> Written exercise:
Take every line that has the string "content" and copy it out.

•••••

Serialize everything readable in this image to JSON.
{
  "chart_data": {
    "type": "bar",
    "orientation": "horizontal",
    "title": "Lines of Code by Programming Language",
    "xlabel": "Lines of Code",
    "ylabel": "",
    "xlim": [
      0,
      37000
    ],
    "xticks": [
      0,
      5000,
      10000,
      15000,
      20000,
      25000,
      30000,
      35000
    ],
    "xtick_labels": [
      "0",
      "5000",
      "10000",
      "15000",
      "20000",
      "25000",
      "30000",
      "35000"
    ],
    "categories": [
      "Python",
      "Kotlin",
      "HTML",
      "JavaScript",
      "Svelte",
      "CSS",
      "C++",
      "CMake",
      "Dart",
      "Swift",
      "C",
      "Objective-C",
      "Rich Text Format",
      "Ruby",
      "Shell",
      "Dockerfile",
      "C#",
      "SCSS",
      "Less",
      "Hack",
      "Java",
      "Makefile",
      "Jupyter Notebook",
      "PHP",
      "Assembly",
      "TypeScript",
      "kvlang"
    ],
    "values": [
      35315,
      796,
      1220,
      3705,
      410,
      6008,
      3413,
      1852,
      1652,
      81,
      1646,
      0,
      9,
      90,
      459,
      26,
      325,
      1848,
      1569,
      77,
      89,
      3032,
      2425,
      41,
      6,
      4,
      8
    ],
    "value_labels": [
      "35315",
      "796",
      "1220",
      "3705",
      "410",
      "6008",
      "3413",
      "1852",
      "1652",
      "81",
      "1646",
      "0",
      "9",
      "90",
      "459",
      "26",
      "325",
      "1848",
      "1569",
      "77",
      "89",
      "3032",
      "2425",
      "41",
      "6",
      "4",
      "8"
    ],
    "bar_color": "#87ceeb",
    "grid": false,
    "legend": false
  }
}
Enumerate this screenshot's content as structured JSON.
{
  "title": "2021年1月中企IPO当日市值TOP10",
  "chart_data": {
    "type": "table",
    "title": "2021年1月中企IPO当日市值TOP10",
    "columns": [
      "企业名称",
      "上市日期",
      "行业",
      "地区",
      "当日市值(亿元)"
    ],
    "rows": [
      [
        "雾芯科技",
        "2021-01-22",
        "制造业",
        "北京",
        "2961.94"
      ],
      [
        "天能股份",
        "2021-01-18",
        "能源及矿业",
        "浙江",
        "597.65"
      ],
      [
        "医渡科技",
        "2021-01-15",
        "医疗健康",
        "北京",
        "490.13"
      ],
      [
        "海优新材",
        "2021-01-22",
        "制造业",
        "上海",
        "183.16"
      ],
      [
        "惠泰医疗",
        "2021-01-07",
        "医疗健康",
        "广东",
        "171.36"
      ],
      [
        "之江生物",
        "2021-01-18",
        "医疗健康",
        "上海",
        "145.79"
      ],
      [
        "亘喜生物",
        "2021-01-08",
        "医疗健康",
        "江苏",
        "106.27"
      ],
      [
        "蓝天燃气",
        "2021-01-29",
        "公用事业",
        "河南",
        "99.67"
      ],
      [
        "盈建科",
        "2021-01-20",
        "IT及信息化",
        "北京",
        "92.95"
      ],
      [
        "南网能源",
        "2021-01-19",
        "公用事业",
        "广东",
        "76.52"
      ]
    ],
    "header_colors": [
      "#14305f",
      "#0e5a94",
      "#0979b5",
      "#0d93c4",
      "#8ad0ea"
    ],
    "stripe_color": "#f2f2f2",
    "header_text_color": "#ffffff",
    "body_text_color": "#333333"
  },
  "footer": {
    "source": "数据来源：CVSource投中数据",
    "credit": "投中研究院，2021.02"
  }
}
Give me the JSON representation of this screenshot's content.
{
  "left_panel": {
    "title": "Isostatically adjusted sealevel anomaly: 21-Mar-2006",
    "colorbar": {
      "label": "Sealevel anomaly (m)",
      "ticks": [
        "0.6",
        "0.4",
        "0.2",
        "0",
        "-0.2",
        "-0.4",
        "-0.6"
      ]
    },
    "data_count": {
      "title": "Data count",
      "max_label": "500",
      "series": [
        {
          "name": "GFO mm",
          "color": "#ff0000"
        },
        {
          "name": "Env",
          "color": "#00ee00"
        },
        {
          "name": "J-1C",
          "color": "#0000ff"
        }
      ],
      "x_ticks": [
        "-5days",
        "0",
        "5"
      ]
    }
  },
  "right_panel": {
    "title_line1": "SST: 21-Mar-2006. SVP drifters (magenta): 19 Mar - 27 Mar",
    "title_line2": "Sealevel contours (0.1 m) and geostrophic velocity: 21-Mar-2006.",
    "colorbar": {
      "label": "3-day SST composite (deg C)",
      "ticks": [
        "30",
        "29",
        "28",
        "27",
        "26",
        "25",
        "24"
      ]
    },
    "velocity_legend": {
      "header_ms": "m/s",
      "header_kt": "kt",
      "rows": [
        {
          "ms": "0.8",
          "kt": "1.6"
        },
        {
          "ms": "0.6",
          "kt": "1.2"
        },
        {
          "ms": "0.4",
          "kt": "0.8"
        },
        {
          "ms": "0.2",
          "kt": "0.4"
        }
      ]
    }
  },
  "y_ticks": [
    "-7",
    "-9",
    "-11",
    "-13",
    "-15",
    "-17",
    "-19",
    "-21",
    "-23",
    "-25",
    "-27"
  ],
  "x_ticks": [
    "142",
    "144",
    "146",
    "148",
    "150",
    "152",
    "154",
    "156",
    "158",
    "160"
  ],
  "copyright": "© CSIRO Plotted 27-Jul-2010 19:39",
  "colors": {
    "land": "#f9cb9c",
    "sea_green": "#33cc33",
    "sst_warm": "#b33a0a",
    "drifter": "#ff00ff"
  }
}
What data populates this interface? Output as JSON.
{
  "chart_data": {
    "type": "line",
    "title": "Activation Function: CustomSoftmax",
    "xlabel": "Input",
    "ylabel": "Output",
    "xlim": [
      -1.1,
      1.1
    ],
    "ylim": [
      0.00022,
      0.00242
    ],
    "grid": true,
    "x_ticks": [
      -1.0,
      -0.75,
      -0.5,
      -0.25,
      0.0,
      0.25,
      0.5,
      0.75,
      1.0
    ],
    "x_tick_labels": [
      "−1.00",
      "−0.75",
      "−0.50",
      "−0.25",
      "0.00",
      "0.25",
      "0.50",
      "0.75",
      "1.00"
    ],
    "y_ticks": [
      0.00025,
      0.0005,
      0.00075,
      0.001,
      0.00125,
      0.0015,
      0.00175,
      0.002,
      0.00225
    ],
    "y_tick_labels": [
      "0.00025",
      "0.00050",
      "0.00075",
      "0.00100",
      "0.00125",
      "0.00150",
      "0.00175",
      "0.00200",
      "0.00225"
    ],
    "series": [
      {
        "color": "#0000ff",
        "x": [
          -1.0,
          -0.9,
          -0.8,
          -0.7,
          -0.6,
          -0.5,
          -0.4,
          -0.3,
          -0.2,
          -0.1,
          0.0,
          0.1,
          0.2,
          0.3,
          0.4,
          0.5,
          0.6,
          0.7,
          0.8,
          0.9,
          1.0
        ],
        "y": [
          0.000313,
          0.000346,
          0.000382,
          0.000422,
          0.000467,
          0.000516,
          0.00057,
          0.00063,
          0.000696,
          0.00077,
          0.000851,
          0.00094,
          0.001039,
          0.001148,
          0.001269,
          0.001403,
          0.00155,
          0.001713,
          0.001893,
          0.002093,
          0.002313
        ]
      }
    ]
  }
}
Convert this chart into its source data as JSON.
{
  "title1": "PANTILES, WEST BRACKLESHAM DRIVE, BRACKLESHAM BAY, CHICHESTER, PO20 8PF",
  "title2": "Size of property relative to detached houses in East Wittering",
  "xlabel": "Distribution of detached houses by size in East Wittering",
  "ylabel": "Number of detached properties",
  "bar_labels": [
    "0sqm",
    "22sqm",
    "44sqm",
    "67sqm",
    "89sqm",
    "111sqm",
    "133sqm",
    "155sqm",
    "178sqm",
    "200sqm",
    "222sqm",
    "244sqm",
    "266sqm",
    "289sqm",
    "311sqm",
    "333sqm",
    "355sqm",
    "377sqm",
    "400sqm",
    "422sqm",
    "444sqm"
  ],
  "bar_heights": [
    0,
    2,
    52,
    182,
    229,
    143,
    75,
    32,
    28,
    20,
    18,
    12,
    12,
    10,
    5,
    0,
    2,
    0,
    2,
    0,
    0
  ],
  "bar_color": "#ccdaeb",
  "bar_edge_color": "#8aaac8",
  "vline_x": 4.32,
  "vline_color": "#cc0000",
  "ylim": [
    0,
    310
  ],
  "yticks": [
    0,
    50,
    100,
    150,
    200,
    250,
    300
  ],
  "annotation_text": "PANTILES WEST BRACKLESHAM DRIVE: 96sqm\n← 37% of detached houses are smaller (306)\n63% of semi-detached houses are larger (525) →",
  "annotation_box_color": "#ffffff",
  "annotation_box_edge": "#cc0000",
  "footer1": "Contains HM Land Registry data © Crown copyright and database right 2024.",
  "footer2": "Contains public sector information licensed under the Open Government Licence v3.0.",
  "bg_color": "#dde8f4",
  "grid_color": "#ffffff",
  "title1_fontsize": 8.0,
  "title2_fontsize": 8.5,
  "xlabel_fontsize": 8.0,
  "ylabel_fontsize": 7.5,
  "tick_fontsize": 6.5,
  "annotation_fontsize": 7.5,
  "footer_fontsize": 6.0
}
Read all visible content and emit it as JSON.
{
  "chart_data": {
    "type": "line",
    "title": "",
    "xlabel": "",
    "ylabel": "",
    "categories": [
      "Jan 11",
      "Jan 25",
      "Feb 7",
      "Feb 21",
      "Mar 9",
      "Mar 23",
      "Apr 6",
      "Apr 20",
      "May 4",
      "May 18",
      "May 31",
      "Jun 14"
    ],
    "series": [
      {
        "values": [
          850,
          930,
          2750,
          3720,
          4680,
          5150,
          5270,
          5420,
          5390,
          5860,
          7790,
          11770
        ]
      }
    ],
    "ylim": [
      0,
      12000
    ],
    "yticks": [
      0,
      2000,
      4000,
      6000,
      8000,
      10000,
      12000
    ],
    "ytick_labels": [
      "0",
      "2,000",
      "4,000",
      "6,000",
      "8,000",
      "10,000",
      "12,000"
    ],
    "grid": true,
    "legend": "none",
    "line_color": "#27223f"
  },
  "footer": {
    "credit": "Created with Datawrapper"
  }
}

•••••

> Output below:
Enumerate this screenshot's content as structured JSON.
Give me the JSON representation of this screenshot's content.
Read all visible content and emit it as JSON.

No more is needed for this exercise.